Your instructions: Records follow. Pull out every line that contains "image".

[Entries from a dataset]
-- Start --

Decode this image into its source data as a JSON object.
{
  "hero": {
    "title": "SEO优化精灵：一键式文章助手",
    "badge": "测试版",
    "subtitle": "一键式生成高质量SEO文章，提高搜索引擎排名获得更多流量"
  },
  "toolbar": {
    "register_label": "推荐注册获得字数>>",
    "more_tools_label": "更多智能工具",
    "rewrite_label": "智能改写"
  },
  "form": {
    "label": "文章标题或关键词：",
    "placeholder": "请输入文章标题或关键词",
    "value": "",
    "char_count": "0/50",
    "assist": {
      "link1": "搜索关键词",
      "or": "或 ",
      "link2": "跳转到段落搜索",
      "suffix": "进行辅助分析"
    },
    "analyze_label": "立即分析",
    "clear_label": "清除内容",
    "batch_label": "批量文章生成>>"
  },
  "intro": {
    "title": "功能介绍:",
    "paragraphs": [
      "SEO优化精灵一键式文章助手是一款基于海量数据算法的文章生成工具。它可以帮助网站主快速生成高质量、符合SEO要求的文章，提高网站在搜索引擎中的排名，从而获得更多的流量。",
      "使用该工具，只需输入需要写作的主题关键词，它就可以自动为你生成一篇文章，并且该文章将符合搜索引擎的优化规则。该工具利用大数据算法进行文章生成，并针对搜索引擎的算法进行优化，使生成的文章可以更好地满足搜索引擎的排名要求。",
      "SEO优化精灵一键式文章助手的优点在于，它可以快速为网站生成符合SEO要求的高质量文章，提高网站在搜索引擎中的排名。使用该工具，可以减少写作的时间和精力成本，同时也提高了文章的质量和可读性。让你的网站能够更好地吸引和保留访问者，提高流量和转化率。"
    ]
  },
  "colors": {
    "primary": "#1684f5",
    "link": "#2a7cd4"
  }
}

-- End --
-- Start --

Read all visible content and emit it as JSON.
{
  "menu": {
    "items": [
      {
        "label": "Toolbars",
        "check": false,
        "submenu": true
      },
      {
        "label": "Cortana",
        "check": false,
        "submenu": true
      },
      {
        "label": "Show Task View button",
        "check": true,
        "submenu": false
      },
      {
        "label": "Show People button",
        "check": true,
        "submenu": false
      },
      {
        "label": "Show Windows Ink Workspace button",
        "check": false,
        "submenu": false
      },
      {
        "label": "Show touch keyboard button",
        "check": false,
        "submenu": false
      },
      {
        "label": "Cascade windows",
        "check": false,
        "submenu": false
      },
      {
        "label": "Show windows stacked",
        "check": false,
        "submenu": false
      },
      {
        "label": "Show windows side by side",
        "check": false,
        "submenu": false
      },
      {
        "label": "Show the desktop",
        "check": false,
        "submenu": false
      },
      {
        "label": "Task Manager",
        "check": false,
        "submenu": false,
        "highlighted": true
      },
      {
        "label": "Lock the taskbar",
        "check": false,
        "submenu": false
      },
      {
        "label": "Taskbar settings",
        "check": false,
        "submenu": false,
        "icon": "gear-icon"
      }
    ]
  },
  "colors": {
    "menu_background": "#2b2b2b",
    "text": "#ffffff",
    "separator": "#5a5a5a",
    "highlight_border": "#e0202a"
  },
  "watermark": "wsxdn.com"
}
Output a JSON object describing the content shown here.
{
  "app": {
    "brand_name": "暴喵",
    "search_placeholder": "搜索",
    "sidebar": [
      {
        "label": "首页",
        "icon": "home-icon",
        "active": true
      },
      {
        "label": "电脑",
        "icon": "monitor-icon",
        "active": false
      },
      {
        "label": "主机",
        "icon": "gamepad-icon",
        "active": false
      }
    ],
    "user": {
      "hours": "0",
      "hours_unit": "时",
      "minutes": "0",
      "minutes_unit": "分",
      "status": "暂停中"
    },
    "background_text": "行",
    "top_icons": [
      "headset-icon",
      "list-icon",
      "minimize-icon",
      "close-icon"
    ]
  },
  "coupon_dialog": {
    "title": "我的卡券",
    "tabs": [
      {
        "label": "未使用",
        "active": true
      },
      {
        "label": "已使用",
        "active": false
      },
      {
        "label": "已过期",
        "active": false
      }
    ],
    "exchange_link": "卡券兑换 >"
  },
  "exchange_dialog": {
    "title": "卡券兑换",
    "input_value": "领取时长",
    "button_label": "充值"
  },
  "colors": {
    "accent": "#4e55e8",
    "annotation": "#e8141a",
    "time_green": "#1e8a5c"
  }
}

-- End --
-- Start --

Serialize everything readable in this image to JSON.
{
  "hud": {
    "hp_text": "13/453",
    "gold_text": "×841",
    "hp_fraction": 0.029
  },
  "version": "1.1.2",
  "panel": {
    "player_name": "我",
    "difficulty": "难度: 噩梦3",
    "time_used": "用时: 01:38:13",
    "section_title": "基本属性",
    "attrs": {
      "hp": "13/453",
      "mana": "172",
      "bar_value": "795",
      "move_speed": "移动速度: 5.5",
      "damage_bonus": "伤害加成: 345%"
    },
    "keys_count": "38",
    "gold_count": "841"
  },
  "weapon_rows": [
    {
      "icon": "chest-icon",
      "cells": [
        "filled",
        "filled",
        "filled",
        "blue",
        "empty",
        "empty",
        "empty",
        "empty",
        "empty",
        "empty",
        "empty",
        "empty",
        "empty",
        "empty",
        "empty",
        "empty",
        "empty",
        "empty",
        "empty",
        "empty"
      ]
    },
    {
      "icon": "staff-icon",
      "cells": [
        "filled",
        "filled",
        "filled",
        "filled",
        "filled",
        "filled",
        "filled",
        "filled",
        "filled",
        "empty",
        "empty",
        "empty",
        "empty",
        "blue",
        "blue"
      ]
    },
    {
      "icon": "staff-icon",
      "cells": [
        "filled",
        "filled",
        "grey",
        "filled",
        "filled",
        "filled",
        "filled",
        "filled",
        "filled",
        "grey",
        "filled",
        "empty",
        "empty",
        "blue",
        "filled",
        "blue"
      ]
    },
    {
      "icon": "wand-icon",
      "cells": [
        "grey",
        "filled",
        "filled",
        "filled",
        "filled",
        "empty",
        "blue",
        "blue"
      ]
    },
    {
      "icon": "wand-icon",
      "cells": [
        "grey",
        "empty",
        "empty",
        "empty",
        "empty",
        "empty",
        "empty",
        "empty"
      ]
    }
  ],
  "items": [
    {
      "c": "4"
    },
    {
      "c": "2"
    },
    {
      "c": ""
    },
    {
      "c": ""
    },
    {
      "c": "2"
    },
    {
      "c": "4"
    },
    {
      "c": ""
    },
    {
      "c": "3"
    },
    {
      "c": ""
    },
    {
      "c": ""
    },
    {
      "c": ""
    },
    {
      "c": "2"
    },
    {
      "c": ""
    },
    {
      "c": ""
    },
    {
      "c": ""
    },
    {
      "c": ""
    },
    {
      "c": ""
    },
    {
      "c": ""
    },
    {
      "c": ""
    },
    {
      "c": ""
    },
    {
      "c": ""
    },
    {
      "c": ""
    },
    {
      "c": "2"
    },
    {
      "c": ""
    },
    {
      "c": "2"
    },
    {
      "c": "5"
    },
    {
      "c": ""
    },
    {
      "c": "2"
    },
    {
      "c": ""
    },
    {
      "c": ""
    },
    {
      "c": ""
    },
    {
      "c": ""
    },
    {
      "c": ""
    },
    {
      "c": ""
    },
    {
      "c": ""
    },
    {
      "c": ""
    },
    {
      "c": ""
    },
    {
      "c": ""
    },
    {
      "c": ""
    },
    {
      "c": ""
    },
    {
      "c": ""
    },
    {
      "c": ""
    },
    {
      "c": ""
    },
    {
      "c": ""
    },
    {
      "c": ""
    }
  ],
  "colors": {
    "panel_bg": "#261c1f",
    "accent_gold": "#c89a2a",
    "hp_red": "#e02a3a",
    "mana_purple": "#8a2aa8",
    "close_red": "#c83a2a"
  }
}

-- End --

Answer to the exercise:
Decode this image into its source data as a JSON object.
Serialize everything readable in this image to JSON.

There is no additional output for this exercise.